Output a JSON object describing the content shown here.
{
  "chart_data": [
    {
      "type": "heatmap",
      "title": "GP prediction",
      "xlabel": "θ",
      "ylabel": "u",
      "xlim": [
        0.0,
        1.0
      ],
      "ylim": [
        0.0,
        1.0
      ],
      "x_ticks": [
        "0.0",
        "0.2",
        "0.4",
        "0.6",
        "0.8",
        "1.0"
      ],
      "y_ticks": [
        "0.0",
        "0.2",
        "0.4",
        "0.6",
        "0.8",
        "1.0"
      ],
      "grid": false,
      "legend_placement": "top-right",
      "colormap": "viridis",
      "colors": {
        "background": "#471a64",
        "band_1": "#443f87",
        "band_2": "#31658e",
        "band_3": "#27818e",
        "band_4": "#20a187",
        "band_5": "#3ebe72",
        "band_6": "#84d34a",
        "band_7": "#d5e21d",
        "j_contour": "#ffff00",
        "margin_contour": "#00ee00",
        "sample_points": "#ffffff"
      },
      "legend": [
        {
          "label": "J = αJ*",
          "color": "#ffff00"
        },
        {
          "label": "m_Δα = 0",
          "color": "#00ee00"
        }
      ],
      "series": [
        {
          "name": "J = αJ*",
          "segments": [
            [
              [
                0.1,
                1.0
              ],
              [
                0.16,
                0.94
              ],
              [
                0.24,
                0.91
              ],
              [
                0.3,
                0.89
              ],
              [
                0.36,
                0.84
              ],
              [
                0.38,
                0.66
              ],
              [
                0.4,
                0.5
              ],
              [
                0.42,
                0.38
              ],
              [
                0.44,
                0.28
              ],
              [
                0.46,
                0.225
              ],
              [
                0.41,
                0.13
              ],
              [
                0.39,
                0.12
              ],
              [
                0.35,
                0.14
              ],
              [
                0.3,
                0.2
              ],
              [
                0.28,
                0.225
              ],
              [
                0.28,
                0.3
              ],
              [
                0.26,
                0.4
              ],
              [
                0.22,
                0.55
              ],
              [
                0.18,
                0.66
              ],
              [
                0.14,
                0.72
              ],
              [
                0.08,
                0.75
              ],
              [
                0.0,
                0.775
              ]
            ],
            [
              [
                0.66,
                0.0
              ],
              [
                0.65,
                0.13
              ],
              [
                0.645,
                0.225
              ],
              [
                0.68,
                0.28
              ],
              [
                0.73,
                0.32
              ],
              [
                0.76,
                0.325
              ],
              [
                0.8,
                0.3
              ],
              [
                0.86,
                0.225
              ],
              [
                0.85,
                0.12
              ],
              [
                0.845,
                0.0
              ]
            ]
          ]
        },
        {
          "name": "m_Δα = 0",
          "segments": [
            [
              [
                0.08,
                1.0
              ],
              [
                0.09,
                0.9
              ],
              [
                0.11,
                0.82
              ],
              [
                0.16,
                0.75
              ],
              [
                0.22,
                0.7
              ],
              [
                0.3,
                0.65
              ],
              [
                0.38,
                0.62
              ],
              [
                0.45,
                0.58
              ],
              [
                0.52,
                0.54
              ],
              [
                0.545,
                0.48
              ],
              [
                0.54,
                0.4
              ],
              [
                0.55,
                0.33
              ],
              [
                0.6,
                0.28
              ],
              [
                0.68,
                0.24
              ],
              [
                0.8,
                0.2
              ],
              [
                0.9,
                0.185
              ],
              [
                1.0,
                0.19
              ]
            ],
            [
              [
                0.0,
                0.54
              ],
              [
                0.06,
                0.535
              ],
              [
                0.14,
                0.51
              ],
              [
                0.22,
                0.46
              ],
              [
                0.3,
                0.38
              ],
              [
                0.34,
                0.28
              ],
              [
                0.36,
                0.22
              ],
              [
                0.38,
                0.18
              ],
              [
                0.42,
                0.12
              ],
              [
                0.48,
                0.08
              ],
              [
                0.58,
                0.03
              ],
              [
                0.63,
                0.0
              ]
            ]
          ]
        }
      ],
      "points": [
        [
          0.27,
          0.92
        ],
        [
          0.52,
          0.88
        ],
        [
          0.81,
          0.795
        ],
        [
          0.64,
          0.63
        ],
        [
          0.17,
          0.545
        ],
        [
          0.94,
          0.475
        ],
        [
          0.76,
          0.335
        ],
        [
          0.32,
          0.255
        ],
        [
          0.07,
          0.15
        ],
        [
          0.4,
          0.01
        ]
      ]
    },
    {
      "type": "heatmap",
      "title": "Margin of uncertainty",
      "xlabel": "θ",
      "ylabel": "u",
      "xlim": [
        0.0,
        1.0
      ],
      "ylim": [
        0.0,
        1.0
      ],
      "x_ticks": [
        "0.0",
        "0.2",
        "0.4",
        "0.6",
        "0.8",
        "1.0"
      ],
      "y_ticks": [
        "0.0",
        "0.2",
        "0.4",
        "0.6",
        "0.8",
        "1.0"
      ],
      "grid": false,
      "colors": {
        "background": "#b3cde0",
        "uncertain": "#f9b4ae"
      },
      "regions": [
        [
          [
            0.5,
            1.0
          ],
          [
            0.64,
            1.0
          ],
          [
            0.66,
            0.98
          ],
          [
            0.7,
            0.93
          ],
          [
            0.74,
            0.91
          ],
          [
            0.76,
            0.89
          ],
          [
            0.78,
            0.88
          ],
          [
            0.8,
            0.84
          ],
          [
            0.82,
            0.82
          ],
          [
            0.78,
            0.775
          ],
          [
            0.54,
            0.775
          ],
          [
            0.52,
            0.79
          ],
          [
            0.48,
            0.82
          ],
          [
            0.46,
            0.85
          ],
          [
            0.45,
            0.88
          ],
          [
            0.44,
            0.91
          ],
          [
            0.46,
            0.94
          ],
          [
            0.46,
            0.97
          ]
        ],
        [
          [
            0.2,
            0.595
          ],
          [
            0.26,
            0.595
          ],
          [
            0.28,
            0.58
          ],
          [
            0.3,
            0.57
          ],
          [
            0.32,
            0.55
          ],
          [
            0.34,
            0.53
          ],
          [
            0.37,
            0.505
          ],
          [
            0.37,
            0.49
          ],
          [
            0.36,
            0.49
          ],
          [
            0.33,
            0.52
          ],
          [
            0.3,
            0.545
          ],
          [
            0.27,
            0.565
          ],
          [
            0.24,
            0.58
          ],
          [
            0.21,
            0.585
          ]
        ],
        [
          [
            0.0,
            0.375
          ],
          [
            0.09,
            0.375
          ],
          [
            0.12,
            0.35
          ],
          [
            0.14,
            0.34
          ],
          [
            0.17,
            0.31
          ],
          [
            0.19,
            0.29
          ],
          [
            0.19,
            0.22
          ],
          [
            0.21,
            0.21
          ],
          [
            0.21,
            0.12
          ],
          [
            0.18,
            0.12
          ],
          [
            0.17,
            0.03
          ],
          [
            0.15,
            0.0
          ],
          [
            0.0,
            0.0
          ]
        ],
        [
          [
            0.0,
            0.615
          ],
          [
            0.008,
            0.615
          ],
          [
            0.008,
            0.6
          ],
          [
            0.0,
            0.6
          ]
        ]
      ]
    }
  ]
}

WHAT YOU HAVE TO DO:
Of all the lines in the listing above, how many include "background"? Write only the number.

WRITTEN ANSWER:
2